**Items from a dataset**.
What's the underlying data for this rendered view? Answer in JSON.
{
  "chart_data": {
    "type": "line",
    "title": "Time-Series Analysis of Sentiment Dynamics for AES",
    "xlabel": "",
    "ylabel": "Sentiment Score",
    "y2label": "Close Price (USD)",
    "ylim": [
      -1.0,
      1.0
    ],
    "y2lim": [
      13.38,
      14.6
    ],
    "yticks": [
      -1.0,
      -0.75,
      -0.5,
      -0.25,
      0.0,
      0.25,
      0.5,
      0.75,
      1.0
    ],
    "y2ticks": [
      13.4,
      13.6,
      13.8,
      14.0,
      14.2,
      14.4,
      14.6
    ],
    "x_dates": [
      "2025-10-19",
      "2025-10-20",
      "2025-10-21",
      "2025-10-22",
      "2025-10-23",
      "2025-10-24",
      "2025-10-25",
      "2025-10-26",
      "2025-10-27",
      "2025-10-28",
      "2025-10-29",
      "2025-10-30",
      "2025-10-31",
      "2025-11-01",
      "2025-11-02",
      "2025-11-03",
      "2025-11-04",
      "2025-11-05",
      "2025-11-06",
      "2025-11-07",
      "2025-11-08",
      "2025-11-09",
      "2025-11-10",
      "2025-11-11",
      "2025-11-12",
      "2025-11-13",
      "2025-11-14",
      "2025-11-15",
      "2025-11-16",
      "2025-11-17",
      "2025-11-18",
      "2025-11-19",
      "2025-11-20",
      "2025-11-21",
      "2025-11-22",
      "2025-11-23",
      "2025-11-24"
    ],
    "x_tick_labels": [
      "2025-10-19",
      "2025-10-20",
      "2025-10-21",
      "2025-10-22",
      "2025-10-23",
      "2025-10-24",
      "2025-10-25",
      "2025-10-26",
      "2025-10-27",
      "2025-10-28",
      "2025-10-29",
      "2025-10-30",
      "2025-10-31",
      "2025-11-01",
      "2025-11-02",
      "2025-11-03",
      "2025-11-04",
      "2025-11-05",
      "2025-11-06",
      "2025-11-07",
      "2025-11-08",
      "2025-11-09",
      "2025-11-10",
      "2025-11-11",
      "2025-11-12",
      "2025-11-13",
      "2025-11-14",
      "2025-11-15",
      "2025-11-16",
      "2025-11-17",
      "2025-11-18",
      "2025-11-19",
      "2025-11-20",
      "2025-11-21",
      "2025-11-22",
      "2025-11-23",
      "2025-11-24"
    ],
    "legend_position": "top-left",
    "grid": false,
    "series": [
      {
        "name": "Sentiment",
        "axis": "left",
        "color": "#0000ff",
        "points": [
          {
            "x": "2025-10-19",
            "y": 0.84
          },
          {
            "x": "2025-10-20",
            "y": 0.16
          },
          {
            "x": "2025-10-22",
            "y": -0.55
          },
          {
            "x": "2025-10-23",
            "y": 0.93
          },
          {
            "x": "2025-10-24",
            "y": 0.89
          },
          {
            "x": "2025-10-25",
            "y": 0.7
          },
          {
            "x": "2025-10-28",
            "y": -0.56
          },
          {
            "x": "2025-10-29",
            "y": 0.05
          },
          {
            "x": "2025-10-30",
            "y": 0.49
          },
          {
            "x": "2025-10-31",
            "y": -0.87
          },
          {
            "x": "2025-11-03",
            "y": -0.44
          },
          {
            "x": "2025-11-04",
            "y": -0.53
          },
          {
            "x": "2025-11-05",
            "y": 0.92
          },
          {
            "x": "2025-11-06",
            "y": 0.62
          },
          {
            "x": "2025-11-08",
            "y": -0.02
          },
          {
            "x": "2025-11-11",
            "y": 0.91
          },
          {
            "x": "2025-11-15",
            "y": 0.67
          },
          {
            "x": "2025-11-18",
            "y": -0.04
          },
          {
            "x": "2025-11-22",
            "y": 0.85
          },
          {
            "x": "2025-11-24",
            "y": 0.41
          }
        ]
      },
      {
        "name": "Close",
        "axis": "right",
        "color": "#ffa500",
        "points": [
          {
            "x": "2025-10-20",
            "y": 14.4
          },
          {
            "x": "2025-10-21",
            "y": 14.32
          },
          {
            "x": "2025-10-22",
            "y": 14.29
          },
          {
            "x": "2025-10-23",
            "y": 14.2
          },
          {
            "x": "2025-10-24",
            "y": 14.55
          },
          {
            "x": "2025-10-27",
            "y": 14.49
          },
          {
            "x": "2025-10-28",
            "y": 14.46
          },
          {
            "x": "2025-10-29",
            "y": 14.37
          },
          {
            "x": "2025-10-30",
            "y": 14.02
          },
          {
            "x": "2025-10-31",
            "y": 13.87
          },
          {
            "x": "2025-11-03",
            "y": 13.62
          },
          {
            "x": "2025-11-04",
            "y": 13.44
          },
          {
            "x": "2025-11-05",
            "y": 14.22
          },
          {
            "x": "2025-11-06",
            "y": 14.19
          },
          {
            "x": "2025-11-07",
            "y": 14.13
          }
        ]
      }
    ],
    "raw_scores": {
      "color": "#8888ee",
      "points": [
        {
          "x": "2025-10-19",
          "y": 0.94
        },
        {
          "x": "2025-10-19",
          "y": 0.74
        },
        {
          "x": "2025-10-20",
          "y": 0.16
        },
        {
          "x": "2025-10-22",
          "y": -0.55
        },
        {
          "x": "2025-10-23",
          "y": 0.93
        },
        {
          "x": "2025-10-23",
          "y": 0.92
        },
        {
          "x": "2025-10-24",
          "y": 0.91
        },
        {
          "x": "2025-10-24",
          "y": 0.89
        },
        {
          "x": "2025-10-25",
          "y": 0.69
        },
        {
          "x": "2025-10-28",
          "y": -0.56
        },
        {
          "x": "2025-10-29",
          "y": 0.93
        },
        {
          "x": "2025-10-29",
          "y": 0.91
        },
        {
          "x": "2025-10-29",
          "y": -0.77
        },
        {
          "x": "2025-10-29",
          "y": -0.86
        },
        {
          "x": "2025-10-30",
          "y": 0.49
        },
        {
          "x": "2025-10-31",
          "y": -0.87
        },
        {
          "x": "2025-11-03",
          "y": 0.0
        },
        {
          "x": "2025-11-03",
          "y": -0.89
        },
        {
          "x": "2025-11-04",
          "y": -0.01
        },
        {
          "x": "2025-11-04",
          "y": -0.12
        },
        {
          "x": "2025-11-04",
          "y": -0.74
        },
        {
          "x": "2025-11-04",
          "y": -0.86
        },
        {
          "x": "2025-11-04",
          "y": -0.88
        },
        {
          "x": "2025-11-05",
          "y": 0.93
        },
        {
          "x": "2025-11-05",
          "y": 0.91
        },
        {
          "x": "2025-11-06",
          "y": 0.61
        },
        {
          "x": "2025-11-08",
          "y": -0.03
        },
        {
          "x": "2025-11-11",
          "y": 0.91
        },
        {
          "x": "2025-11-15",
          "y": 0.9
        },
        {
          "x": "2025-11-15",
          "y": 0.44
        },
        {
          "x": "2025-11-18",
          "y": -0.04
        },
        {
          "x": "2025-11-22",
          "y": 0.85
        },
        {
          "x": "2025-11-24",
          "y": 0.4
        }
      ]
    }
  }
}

**Problem details**. Retype every entry word for word.

**Correct result**.
What's the underlying data for this rendered view? Answer in JSON.
{
  "chart_data": {
    "type": "line",
    "title": "Time-Series Analysis of Sentiment Dynamics for AES",
    "xlabel": "",
    "ylabel": "Sentiment Score",
    "y2label": "Close Price (USD)",
    "ylim": [
      -1.0,
      1.0
    ],
    "y2lim": [
      13.38,
      14.6
    ],
    "yticks": [
      -1.0,
      -0.75,
      -0.5,
      -0.25,
      0.0,
      0.25,
      0.5,
      0.75,
      1.0
    ],
    "y2ticks": [
      13.4,
      13.6,
      13.8,
      14.0,
      14.2,
      14.4,
      14.6
    ],
    "x_dates": [
      "2025-10-19",
      "2025-10-20",
      "2025-10-21",
      "2025-10-22",
      "2025-10-23",
      "2025-10-24",
      "2025-10-25",
      "2025-10-26",
      "2025-10-27",
      "2025-10-28",
      "2025-10-29",
      "2025-10-30",
      "2025-10-31",
      "2025-11-01",
      "2025-11-02",
      "2025-11-03",
      "2025-11-04",
      "2025-11-05",
      "2025-11-06",
      "2025-11-07",
      "2025-11-08",
      "2025-11-09",
      "2025-11-10",
      "2025-11-11",
      "2025-11-12",
      "2025-11-13",
      "2025-11-14",
      "2025-11-15",
      "2025-11-16",
      "2025-11-17",
      "2025-11-18",
      "2025-11-19",
      "2025-11-20",
      "2025-11-21",
      "2025-11-22",
      "2025-11-23",
      "2025-11-24"
    ],
    "x_tick_labels": [
      "2025-10-19",
      "2025-10-20",
      "2025-10-21",
      "2025-10-22",
      "2025-10-23",
      "2025-10-24",
      "2025-10-25",
      "2025-10-26",
      "2025-10-27",
      "2025-10-28",
      "2025-10-29",
      "2025-10-30",
      "2025-10-31",
      "2025-11-01",
      "2025-11-02",
      "2025-11-03",
      "2025-11-04",
      "2025-11-05",
      "2025-11-06",
      "2025-11-07",
      "2025-11-08",
      "2025-11-09",
      "2025-11-10",
      "2025-11-11",
      "2025-11-12",
      "2025-11-13",
      "2025-11-14",
      "2025-11-15",
      "2025-11-16",
      "2025-11-17",
      "2025-11-18",
      "2025-11-19",
      "2025-11-20",
      "2025-11-21",
      "2025-11-22",
      "2025-11-23",
      "2025-11-24"
    ],
    "legend_position": "top-left",
    "grid": false,
    "series": [
      {
        "name": "Sentiment",
        "axis": "left",
        "color": "#0000ff",
        "points": [
          {
            "x": "2025-10-19",
            "y": 0.84
          },
          {
            "x": "2025-10-20",
            "y": 0.16
          },
          {
            "x": "2025-10-22",
            "y": -0.55
          },
          {
            "x": "2025-10-23",
            "y": 0.93
          },
          {
            "x": "2025-10-24",
            "y": 0.89
          },
          {
            "x": "2025-10-25",
            "y": 0.7
          },
          {
            "x": "2025-10-28",
            "y": -0.56
          },
          {
            "x": "2025-10-29",
            "y": 0.05
          },
          {
            "x": "2025-10-30",
            "y": 0.49
          },
          {
            "x": "2025-10-31",
            "y": -0.87
          },
          {
            "x": "2025-11-03",
            "y": -0.44
          },
          {
            "x": "2025-11-04",
            "y": -0.53
          },
          {
            "x": "2025-11-05",
            "y": 0.92
          },
          {
            "x": "2025-11-06",
            "y": 0.62
          },
          {
            "x": "2025-11-08",
            "y": -0.02
          },
          {
            "x": "2025-11-11",
            "y": 0.91
          },
          {
            "x": "2025-11-15",
            "y": 0.67
          },
          {
            "x": "2025-11-18",
            "y": -0.04
          },
          {
            "x": "2025-11-22",
            "y": 0.85
          },
          {
            "x": "2025-11-24",
            "y": 0.41
          }
        ]
      },
      {
        "name": "Close",
        "axis": "right",
        "color": "#ffa500",
        "points": [
          {
            "x": "2025-10-20",
            "y": 14.4
          },
          {
            "x": "2025-10-21",
            "y": 14.32
          },
          {
            "x": "2025-10-22",
            "y": 14.29
          },
          {
            "x": "2025-10-23",
            "y": 14.2
          },
          {
            "x": "2025-10-24",
            "y": 14.55
          },
          {
            "x": "2025-10-27",
            "y": 14.49
          },
          {
            "x": "2025-10-28",
            "y": 14.46
          },
          {
            "x": "2025-10-29",
            "y": 14.37
          },
          {
            "x": "2025-10-30",
            "y": 14.02
          },
          {
            "x": "2025-10-31",
            "y": 13.87
          },
          {
            "x": "2025-11-03",
            "y": 13.62
          },
          {
            "x": "2025-11-04",
            "y": 13.44
          },
          {
            "x": "2025-11-05",
            "y": 14.22
          },
          {
            "x": "2025-11-06",
            "y": 14.19
          },
          {
            "x": "2025-11-07",
            "y": 14.13
          }
        ]
      }
    ],
    "raw_scores": {
      "color": "#8888ee",
      "points": [
        {
          "x": "2025-10-19",
          "y": 0.94
        },
        {
          "x": "2025-10-19",
          "y": 0.74
        },
        {
          "x": "2025-10-20",
          "y": 0.16
        },
        {
          "x": "2025-10-22",
          "y": -0.55
        },
        {
          "x": "2025-10-23",
          "y": 0.93
        },
        {
          "x": "2025-10-23",
          "y": 0.92
        },
        {
          "x": "2025-10-24",
          "y": 0.91
        },
        {
          "x": "2025-10-24",
          "y": 0.89
        },
        {
          "x": "2025-10-25",
          "y": 0.69
        },
        {
          "x": "2025-10-28",
          "y": -0.56
        },
        {
          "x": "2025-10-29",
          "y": 0.93
        },
        {
          "x": "2025-10-29",
          "y": 0.91
        },
        {
          "x": "2025-10-29",
          "y": -0.77
        },
        {
          "x": "2025-10-29",
          "y": -0.86
        },
        {
          "x": "2025-10-30",
          "y": 0.49
        },
        {
          "x": "2025-10-31",
          "y": -0.87
        },
        {
          "x": "2025-11-03",
          "y": 0.0
        },
        {
          "x": "2025-11-03",
          "y": -0.89
        },
        {
          "x": "2025-11-04",
          "y": -0.01
        },
        {
          "x": "2025-11-04",
          "y": -0.12
        },
        {
          "x": "2025-11-04",
          "y": -0.74
        },
        {
          "x": "2025-11-04",
          "y": -0.86
        },
        {
          "x": "2025-11-04",
          "y": -0.88
        },
        {
          "x": "2025-11-05",
          "y": 0.93
        },
        {
          "x": "2025-11-05",
          "y": 0.91
        },
        {
          "x": "2025-11-06",
          "y": 0.61
        },
        {
          "x": "2025-11-08",
          "y": -0.03
        },
        {
          "x": "2025-11-11",
          "y": 0.91
        },
        {
          "x": "2025-11-15",
          "y": 0.9
        },
        {
          "x": "2025-11-15",
          "y": 0.44
        },
        {
          "x": "2025-11-18",
          "y": -0.04
        },
        {
          "x": "2025-11-22",
          "y": 0.85
        },
        {
          "x": "2025-11-24",
          "y": 0.4
        }
      ]
    }
  }
}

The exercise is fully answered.